++++ Task data

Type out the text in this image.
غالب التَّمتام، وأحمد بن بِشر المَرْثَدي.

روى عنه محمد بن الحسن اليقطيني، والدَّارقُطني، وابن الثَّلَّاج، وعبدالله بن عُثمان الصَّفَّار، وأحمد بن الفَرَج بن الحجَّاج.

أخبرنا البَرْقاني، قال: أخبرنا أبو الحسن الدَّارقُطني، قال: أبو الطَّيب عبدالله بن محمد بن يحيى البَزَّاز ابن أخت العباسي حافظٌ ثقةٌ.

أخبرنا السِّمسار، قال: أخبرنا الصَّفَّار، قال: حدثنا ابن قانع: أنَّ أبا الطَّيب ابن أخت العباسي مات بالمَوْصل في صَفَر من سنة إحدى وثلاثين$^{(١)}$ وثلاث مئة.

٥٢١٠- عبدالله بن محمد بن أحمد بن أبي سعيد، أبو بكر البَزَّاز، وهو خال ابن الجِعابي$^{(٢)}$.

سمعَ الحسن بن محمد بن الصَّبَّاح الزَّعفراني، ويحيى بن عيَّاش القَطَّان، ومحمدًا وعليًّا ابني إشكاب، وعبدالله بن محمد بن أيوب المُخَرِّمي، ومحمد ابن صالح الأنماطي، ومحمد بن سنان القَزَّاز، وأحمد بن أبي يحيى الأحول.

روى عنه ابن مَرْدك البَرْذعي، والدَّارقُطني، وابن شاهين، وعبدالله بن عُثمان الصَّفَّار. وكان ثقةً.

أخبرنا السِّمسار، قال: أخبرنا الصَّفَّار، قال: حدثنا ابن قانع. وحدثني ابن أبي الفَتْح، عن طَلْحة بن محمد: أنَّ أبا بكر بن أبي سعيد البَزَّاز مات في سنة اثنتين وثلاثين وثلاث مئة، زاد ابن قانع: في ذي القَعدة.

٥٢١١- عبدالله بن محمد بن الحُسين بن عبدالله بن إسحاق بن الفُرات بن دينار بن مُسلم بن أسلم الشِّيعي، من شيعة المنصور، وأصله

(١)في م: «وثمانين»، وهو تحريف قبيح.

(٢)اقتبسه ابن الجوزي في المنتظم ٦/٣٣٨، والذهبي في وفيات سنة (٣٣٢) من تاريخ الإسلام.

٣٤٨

++++++++

Exercise details ->
Make an exact copy of the listing, including every line.

Full solution ->
Type out the text in this image.
غالب التَّمتام، وأحمد بن بِشر المَرْثَدي.

روى عنه محمد بن الحسن اليقطيني، والدَّارقُطني، وابن الثَّلَّاج، وعبدالله بن عُثمان الصَّفَّار، وأحمد بن الفَرَج بن الحجَّاج.

أخبرنا البَرْقاني، قال: أخبرنا أبو الحسن الدَّارقُطني، قال: أبو الطَّيب عبدالله بن محمد بن يحيى البَزَّاز ابن أخت العباسي حافظٌ ثقةٌ.

أخبرنا السِّمسار، قال: أخبرنا الصَّفَّار، قال: حدثنا ابن قانع: أنَّ أبا الطَّيب ابن أخت العباسي مات بالمَوْصل في صَفَر من سنة إحدى وثلاثين$^{(١)}$ وثلاث مئة.

٥٢١٠- عبدالله بن محمد بن أحمد بن أبي سعيد، أبو بكر البَزَّاز، وهو خال ابن الجِعابي$^{(٢)}$.

سمعَ الحسن بن محمد بن الصَّبَّاح الزَّعفراني، ويحيى بن عيَّاش القَطَّان، ومحمدًا وعليًّا ابني إشكاب، وعبدالله بن محمد بن أيوب المُخَرِّمي، ومحمد ابن صالح الأنماطي، ومحمد بن سنان القَزَّاز، وأحمد بن أبي يحيى الأحول.

روى عنه ابن مَرْدك البَرْذعي، والدَّارقُطني، وابن شاهين، وعبدالله بن عُثمان الصَّفَّار. وكان ثقةً.

أخبرنا السِّمسار، قال: أخبرنا الصَّفَّار، قال: حدثنا ابن قانع. وحدثني ابن أبي الفَتْح، عن طَلْحة بن محمد: أنَّ أبا بكر بن أبي سعيد البَزَّاز مات في سنة اثنتين وثلاثين وثلاث مئة، زاد ابن قانع: في ذي القَعدة.

٥٢١١- عبدالله بن محمد بن الحُسين بن عبدالله بن إسحاق بن الفُرات بن دينار بن مُسلم بن أسلم الشِّيعي، من شيعة المنصور، وأصله

(١)في م: «وثمانين»، وهو تحريف قبيح.

(٢)اقتبسه ابن الجوزي في المنتظم ٦/٣٣٨، والذهبي في وفيات سنة (٣٣٢) من تاريخ الإسلام.

٣٤٨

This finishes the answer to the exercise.